» EXERCISE
Copy the data word for word, starting at its first line and ending at the line that contains "eyedropper-tool[interactable] <box>759 229", with both of those lines included.

» DATASET
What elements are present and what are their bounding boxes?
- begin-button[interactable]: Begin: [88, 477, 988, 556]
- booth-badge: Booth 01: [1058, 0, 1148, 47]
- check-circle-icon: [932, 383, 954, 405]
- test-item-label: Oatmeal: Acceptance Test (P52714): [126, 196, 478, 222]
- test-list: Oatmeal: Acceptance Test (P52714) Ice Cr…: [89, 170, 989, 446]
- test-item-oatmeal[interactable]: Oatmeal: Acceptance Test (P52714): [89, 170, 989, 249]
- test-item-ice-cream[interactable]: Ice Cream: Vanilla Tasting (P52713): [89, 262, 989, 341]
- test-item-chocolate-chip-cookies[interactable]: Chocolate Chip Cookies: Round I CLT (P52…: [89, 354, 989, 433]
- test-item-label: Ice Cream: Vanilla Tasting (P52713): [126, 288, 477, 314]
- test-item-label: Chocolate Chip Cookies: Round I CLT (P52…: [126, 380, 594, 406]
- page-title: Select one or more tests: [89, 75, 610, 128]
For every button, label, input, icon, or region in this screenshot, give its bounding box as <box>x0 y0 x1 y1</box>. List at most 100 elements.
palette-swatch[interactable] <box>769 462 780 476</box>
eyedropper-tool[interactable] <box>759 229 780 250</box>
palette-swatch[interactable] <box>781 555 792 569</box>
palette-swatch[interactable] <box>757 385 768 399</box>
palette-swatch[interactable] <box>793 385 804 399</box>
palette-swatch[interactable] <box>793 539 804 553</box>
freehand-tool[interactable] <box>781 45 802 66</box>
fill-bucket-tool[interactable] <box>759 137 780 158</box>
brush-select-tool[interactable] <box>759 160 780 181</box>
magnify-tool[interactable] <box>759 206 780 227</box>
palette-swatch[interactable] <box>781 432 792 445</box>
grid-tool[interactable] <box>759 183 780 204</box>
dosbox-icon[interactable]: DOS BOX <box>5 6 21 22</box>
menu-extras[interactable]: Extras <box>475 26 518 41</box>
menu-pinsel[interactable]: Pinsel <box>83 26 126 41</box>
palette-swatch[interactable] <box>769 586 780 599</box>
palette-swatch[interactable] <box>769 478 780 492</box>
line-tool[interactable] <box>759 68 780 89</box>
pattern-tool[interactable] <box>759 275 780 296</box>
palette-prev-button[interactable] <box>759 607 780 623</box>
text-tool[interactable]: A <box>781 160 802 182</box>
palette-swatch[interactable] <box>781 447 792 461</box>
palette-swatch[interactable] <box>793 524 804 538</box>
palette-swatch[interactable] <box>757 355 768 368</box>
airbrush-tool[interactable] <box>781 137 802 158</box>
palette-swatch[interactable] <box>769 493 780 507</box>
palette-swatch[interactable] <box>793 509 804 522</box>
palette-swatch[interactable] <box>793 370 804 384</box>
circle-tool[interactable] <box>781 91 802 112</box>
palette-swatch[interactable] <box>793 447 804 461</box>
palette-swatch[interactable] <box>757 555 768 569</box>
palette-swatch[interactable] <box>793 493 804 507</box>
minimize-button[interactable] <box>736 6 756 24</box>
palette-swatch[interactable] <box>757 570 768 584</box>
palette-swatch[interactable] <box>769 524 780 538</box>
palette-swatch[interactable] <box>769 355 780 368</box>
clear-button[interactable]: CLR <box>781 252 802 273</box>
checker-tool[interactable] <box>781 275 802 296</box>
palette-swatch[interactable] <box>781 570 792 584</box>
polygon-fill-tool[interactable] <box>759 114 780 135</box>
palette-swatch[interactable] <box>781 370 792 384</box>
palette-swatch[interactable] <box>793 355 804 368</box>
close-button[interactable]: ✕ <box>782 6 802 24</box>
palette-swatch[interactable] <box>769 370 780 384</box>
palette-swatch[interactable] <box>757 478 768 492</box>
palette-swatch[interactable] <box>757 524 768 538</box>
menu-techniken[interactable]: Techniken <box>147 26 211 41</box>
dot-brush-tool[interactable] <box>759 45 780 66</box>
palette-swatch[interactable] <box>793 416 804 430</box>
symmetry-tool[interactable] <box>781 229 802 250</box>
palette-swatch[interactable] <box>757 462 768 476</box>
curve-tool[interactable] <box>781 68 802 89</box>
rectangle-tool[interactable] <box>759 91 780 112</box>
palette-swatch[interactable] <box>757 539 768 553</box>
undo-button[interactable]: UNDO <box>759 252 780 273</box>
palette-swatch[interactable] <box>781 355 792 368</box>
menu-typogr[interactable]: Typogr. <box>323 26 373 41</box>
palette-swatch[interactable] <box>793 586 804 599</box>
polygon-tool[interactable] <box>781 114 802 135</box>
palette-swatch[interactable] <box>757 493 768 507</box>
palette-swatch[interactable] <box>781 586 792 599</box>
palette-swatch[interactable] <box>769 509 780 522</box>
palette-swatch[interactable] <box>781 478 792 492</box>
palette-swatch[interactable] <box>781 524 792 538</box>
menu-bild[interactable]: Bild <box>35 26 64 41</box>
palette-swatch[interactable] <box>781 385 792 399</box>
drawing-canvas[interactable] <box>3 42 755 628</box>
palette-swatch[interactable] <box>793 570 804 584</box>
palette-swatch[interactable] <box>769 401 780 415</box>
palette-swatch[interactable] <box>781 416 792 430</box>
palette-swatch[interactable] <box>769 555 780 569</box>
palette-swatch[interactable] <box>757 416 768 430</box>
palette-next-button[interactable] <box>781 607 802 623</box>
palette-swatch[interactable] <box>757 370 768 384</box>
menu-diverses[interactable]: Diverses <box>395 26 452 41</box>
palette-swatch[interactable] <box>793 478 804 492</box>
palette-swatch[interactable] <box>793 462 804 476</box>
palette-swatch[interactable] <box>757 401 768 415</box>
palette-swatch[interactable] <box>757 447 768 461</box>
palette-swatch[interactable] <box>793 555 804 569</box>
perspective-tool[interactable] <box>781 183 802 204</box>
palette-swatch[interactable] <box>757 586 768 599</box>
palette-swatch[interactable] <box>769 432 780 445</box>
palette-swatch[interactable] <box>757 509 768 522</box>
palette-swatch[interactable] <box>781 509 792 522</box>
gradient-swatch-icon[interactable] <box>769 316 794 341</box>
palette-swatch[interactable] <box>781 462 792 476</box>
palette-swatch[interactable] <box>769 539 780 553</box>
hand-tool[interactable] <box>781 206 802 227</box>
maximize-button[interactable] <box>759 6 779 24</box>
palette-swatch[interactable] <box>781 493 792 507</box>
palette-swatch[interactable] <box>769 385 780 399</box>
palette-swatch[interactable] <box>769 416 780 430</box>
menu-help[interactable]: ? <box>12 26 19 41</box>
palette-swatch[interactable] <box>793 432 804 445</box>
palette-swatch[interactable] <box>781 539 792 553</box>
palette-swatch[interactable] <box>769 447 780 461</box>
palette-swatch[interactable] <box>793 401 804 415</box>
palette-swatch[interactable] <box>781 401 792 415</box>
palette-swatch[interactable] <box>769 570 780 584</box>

» WRITTEN RESPONSE
What elements are present and what are their bounding boxes?
- begin-button[interactable]: Begin: [88, 477, 988, 556]
- booth-badge: Booth 01: [1058, 0, 1148, 47]
- check-circle-icon: [932, 383, 954, 405]
- test-item-label: Oatmeal: Acceptance Test (P52714): [126, 196, 478, 222]
- test-list: Oatmeal: Acceptance Test (P52714) Ice Cr…: [89, 170, 989, 446]
- test-item-oatmeal[interactable]: Oatmeal: Acceptance Test (P52714): [89, 170, 989, 249]
- test-item-ice-cream[interactable]: Ice Cream: Vanilla Tasting (P52713): [89, 262, 989, 341]
- test-item-chocolate-chip-cookies[interactable]: Chocolate Chip Cookies: Round I CLT (P52…: [89, 354, 989, 433]
- test-item-label: Ice Cream: Vanilla Tasting (P52713): [126, 288, 477, 314]
- test-item-label: Chocolate Chip Cookies: Round I CLT (P52…: [126, 380, 594, 406]
- page-title: Select one or more tests: [89, 75, 610, 128]
For every button, label, input, icon, or region in this screenshot, give its bounding box as <box>x0 y0 x1 y1</box>. List at most 100 elements.
palette-swatch[interactable] <box>769 462 780 476</box>
eyedropper-tool[interactable] <box>759 229 780 250</box>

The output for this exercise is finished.